-- begin DATASET ROWS --

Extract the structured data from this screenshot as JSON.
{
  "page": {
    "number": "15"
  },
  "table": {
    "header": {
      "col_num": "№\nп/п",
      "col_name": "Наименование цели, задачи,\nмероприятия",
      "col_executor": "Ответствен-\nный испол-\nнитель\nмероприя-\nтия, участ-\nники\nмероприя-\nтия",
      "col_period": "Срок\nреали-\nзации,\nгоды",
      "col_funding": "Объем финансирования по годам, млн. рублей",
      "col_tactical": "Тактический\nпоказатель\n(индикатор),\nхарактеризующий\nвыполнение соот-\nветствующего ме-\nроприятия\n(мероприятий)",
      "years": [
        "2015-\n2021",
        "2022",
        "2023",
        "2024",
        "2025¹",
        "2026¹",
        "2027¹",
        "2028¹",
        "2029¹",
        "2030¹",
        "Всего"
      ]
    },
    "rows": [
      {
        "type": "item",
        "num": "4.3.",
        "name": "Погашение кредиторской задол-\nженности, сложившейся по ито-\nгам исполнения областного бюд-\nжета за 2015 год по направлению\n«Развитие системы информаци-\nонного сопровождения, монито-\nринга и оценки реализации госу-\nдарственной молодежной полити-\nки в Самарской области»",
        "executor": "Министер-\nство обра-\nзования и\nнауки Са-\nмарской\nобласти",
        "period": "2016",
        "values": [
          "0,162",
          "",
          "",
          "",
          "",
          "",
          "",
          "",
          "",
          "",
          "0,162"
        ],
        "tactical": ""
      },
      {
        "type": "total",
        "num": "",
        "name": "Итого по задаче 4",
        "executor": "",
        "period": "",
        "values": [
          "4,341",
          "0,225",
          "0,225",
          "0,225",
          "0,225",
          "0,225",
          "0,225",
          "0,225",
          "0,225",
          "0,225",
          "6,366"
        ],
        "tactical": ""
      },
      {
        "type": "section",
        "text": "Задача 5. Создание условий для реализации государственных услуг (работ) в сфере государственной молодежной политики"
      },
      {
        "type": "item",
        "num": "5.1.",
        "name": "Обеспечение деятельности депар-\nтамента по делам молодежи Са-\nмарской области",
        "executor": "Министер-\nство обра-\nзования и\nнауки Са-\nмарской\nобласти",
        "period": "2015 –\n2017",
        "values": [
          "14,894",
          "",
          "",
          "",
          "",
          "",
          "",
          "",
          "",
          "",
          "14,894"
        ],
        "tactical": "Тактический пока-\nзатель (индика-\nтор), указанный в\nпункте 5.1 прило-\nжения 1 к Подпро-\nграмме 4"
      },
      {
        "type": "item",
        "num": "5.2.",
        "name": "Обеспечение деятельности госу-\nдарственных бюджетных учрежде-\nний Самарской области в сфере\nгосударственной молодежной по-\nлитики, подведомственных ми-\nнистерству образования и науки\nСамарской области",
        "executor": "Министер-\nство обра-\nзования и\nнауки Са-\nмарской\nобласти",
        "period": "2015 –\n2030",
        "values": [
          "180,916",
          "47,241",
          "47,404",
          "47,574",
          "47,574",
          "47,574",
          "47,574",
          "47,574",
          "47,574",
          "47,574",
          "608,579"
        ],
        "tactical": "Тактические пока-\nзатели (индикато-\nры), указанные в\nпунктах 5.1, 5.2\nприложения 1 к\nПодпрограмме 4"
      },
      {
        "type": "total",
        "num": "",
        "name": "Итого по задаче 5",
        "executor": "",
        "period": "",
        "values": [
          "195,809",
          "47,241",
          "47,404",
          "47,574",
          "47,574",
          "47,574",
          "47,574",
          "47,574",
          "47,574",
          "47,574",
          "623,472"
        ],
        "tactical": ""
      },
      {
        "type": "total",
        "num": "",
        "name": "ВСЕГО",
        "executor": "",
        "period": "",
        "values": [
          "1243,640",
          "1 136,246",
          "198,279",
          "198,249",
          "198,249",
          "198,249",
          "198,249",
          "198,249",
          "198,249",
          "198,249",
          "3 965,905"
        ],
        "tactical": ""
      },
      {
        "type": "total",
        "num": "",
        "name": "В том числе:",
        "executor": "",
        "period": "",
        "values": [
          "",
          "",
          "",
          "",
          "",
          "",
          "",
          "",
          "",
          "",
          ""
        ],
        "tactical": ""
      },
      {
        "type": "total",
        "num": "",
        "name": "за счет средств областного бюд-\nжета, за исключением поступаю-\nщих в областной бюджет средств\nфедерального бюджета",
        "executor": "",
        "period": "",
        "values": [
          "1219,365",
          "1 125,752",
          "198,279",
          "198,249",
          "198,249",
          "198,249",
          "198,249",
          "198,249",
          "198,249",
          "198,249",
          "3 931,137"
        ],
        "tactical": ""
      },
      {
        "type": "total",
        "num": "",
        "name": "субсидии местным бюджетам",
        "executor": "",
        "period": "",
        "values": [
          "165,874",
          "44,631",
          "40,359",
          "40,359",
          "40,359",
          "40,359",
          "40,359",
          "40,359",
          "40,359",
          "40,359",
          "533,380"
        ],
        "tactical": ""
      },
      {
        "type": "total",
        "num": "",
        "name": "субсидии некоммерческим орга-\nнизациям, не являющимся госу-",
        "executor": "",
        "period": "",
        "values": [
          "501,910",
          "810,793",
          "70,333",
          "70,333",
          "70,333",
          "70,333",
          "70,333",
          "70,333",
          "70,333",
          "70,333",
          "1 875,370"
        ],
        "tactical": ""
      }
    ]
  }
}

-- end DATASET ROWS --

▸ EXERCISE GOAL: Search the records for the word "сфере". Copy every line that has it.

▸ TASK SOLUTION:
        "text": "Задача 5. Создание условий для реализации государственных услуг (работ) в сфере государственной молодежной политики"
        "name": "Обеспечение деятельности госу-\nдарственных бюджетных учрежде-\nний Самарской области в сфере\nгосударственной молодежной по-\nлитики, подведомственных ми-\nнистерству образования и науки\nСамарской области",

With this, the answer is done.